# Exercise instructions
The records below are to be quoted in full; please keep every word exact.

# Provided information
## start

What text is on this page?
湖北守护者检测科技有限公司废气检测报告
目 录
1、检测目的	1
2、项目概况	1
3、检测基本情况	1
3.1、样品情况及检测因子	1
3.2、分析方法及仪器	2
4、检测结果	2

## end

# Task response
What text is on this page?
湖北守护者检测科技有限公司废气检测报告
目 录
1、检测目的	1
2、项目概况	1
3、检测基本情况	1
3.1、样品情况及检测因子	1
3.2、分析方法及仪器	2
4、检测结果	2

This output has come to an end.